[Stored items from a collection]

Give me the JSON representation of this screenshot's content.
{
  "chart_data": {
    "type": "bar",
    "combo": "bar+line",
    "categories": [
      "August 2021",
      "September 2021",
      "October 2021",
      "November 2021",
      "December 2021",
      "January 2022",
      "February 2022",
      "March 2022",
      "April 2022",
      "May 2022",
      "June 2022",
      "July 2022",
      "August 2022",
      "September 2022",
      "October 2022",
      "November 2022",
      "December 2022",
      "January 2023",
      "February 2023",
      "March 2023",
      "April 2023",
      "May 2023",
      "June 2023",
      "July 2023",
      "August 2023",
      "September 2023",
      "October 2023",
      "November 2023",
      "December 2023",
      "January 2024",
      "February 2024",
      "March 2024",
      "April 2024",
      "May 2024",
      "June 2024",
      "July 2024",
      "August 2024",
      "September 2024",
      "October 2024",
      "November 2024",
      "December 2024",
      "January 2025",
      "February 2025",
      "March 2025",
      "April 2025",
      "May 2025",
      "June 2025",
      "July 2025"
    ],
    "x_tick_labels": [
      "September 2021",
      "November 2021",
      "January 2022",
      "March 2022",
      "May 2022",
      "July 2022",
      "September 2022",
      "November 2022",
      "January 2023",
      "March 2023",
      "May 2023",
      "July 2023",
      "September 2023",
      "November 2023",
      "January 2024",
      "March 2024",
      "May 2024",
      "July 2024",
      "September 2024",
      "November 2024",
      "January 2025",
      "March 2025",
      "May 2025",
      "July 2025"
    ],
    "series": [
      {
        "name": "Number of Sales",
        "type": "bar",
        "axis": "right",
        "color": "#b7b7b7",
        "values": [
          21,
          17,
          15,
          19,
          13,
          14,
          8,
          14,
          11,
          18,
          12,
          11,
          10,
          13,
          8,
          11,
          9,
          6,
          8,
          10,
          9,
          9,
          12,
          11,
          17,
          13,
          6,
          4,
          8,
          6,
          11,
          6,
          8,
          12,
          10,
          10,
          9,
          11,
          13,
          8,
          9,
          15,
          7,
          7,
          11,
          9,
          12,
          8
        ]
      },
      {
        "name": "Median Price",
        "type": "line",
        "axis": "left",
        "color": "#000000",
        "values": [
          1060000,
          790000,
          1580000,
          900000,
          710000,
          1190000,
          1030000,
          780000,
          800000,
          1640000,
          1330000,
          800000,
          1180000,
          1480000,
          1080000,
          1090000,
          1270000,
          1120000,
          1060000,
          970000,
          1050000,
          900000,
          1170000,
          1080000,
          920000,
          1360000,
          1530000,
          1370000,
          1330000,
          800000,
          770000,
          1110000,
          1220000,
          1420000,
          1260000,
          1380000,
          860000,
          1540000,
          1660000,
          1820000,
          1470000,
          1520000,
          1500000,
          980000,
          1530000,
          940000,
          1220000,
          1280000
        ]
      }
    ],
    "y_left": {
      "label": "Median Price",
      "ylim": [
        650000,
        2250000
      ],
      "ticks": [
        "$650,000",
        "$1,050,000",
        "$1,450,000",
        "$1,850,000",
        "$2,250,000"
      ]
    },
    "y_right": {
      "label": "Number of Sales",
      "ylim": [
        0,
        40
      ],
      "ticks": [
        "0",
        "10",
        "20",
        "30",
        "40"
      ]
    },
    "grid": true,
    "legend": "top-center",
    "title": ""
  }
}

STATED TASK: Copy all lines in the listing above where the string "Median" appears.

WRITTEN ANSWER:
        "name": "Median Price",
      "label": "Median Price",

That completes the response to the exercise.